# Collected data entries
---------------
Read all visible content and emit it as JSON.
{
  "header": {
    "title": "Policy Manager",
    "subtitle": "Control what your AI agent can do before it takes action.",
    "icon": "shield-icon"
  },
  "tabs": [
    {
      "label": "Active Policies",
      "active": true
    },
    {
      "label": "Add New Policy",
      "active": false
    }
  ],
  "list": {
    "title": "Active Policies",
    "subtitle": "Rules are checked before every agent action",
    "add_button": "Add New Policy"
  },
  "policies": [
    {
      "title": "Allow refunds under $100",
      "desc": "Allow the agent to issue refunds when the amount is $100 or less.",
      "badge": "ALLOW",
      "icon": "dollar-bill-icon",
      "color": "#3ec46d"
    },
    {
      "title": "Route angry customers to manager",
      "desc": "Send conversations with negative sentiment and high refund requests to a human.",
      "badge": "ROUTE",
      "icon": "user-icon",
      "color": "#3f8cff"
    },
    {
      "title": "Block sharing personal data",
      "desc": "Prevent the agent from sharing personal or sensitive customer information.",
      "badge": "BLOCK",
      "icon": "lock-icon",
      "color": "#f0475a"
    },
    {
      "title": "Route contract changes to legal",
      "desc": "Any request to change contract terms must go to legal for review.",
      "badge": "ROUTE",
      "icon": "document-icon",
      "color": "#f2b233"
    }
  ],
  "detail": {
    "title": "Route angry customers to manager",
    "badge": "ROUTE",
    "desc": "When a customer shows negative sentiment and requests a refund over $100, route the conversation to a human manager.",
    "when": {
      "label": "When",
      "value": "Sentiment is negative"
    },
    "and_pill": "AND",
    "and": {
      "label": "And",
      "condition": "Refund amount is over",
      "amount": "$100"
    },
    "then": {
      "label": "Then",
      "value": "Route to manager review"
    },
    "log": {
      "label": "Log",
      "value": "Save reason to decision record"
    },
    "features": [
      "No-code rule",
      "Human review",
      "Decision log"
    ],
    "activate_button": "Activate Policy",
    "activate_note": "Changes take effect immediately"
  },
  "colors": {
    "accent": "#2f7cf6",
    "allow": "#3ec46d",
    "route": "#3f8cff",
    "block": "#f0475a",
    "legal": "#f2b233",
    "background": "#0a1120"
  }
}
---------------
# Instructions to follow
Retype the data in full and match it exactly.

# Complete response
Read all visible content and emit it as JSON.
{
  "header": {
    "title": "Policy Manager",
    "subtitle": "Control what your AI agent can do before it takes action.",
    "icon": "shield-icon"
  },
  "tabs": [
    {
      "label": "Active Policies",
      "active": true
    },
    {
      "label": "Add New Policy",
      "active": false
    }
  ],
  "list": {
    "title": "Active Policies",
    "subtitle": "Rules are checked before every agent action",
    "add_button": "Add New Policy"
  },
  "policies": [
    {
      "title": "Allow refunds under $100",
      "desc": "Allow the agent to issue refunds when the amount is $100 or less.",
      "badge": "ALLOW",
      "icon": "dollar-bill-icon",
      "color": "#3ec46d"
    },
    {
      "title": "Route angry customers to manager",
      "desc": "Send conversations with negative sentiment and high refund requests to a human.",
      "badge": "ROUTE",
      "icon": "user-icon",
      "color": "#3f8cff"
    },
    {
      "title": "Block sharing personal data",
      "desc": "Prevent the agent from sharing personal or sensitive customer information.",
      "badge": "BLOCK",
      "icon": "lock-icon",
      "color": "#f0475a"
    },
    {
      "title": "Route contract changes to legal",
      "desc": "Any request to change contract terms must go to legal for review.",
      "badge": "ROUTE",
      "icon": "document-icon",
      "color": "#f2b233"
    }
  ],
  "detail": {
    "title": "Route angry customers to manager",
    "badge": "ROUTE",
    "desc": "When a customer shows negative sentiment and requests a refund over $100, route the conversation to a human manager.",
    "when": {
      "label": "When",
      "value": "Sentiment is negative"
    },
    "and_pill": "AND",
    "and": {
      "label": "And",
      "condition": "Refund amount is over",
      "amount": "$100"
    },
    "then": {
      "label": "Then",
      "value": "Route to manager review"
    },
    "log": {
      "label": "Log",
      "value": "Save reason to decision record"
    },
    "features": [
      "No-code rule",
      "Human review",
      "Decision log"
    ],
    "activate_button": "Activate Policy",
    "activate_note": "Changes take effect immediately"
  },
  "colors": {
    "accent": "#2f7cf6",
    "allow": "#3ec46d",
    "route": "#3f8cff",
    "block": "#f0475a",
    "legal": "#f2b233",
    "background": "#0a1120"
  }
}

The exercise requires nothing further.